— start EXERCISE MATERIALS —

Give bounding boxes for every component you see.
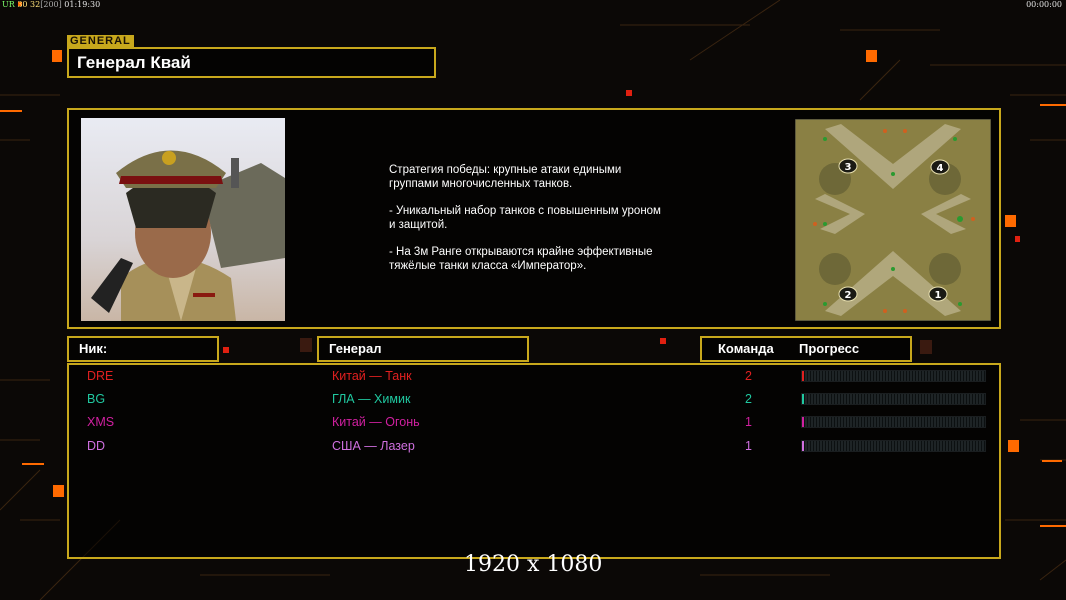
player-general: Китай — Танк xyxy=(332,369,412,383)
player-team: 1 xyxy=(745,415,752,429)
player-progress-bar xyxy=(801,416,986,428)
header-progress: Прогресс xyxy=(799,341,860,356)
header-team-progress: Команда Прогресс xyxy=(700,336,912,362)
general-tag-label: GENERAL xyxy=(67,35,134,47)
strategy-line-3: - На 3м Ранге открываются крайне эффекти… xyxy=(389,246,653,272)
header-nick: Ник: xyxy=(67,336,219,362)
strategy-description: Стратегия победы: крупные атаки едиными … xyxy=(389,163,719,286)
player-nick: BG xyxy=(87,392,106,406)
start-position-2: 2 xyxy=(845,290,852,301)
general-portrait-image xyxy=(81,118,285,321)
player-nick: DD xyxy=(87,439,106,453)
general-name-title: Генерал Квай xyxy=(67,47,436,78)
players-panel: DRE Китай — Танк 2 BG ГЛА — Химик 2 XMS … xyxy=(67,363,1001,559)
hud-timer: 00:00:00 xyxy=(1026,0,1062,9)
player-progress-bar xyxy=(801,370,986,382)
start-position-3: 3 xyxy=(845,162,852,173)
general-info-panel: Стратегия победы: крупные атаки едиными … xyxy=(67,108,1001,329)
player-team: 2 xyxy=(745,392,752,406)
header-general: Генерал xyxy=(317,336,529,362)
player-nick: XMS xyxy=(87,415,115,429)
hud-fps: 30 xyxy=(17,0,28,9)
strategy-line-1: Стратегия победы: крупные атаки едиными … xyxy=(389,164,622,190)
minimap-preview: 3 4 2 1 xyxy=(795,119,991,321)
header-team: Команда xyxy=(718,341,774,356)
player-row: XMS Китай — Огонь 1 xyxy=(69,411,999,435)
hud-fps-max: [200] xyxy=(40,0,62,9)
player-general: США — Лазер xyxy=(332,439,415,453)
player-general: Китай — Огонь xyxy=(332,415,420,429)
player-row: DRE Китай — Танк 2 xyxy=(69,365,999,389)
hud-clock: 01:19:30 xyxy=(64,0,101,9)
player-nick: DRE xyxy=(87,369,114,383)
player-row: DD США — Лазер 1 xyxy=(69,435,999,459)
player-team: 1 xyxy=(745,439,752,453)
resolution-label: 1920 x 1080 xyxy=(464,552,603,577)
hud-performance-readout: ÜR 30 32[200] 01:19:30 xyxy=(2,0,100,9)
player-progress-bar xyxy=(801,393,986,405)
player-team: 2 xyxy=(745,369,752,383)
start-position-1: 1 xyxy=(935,290,942,301)
player-row: BG ГЛА — Химик 2 xyxy=(69,388,999,412)
player-progress-bar xyxy=(801,440,986,452)
hud-fps-limit: 32 xyxy=(30,0,41,9)
strategy-line-2: - Уникальный набор танков с повышенным у… xyxy=(389,205,661,231)
player-general: ГЛА — Химик xyxy=(332,392,411,406)
start-position-4: 4 xyxy=(937,163,944,174)
hud-prefix: ÜR xyxy=(2,0,15,9)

— end EXERCISE MATERIALS —

### [WRITTEN EXERCISE]
Rewrite the records above with each "player-progress-bar" changed to "player-progress-meter" and every other line left as it is. Leave out the pictures.

### [ANSWER BELOW]
Give bounding boxes for every component you see.
player-general: Китай — Танк xyxy=(332,369,412,383)
player-team: 1 xyxy=(745,415,752,429)
player-progress-meter xyxy=(801,416,986,428)
header-progress: Прогресс xyxy=(799,341,860,356)
header-team-progress: Команда Прогресс xyxy=(700,336,912,362)
general-tag-label: GENERAL xyxy=(67,35,134,47)
strategy-line-3: - На 3м Ранге открываются крайне эффекти… xyxy=(389,246,653,272)
header-nick: Ник: xyxy=(67,336,219,362)
strategy-description: Стратегия победы: крупные атаки едиными … xyxy=(389,163,719,286)
player-nick: BG xyxy=(87,392,106,406)
start-position-2: 2 xyxy=(845,290,852,301)
general-portrait-image xyxy=(81,118,285,321)
player-nick: DD xyxy=(87,439,106,453)
general-name-title: Генерал Квай xyxy=(67,47,436,78)
players-panel: DRE Китай — Танк 2 BG ГЛА — Химик 2 XMS … xyxy=(67,363,1001,559)
hud-timer: 00:00:00 xyxy=(1026,0,1062,9)
player-progress-meter xyxy=(801,370,986,382)
start-position-3: 3 xyxy=(845,162,852,173)
general-info-panel: Стратегия победы: крупные атаки едиными … xyxy=(67,108,1001,329)
player-team: 2 xyxy=(745,392,752,406)
header-general: Генерал xyxy=(317,336,529,362)
player-nick: XMS xyxy=(87,415,115,429)
hud-fps: 30 xyxy=(17,0,28,9)
strategy-line-1: Стратегия победы: крупные атаки едиными … xyxy=(389,164,622,190)
minimap-preview: 3 4 2 1 xyxy=(795,119,991,321)
header-team: Команда xyxy=(718,341,774,356)
player-row: XMS Китай — Огонь 1 xyxy=(69,411,999,435)
hud-fps-max: [200] xyxy=(40,0,62,9)
player-general: США — Лазер xyxy=(332,439,415,453)
player-general: Китай — Огонь xyxy=(332,415,420,429)
player-row: DRE Китай — Танк 2 xyxy=(69,365,999,389)
hud-clock: 01:19:30 xyxy=(64,0,101,9)
player-nick: DRE xyxy=(87,369,114,383)
player-row: DD США — Лазер 1 xyxy=(69,435,999,459)
player-team: 1 xyxy=(745,439,752,453)
resolution-label: 1920 x 1080 xyxy=(464,552,603,577)
hud-performance-readout: ÜR 30 32[200] 01:19:30 xyxy=(2,0,100,9)
player-progress-meter xyxy=(801,393,986,405)
player-team: 2 xyxy=(745,369,752,383)
start-position-1: 1 xyxy=(935,290,942,301)
player-row: BG ГЛА — Химик 2 xyxy=(69,388,999,412)
player-progress-meter xyxy=(801,440,986,452)
hud-fps-limit: 32 xyxy=(30,0,41,9)
strategy-line-2: - Уникальный набор танков с повышенным у… xyxy=(389,205,661,231)
player-general: ГЛА — Химик xyxy=(332,392,411,406)
start-position-4: 4 xyxy=(937,163,944,174)
hud-prefix: ÜR xyxy=(2,0,15,9)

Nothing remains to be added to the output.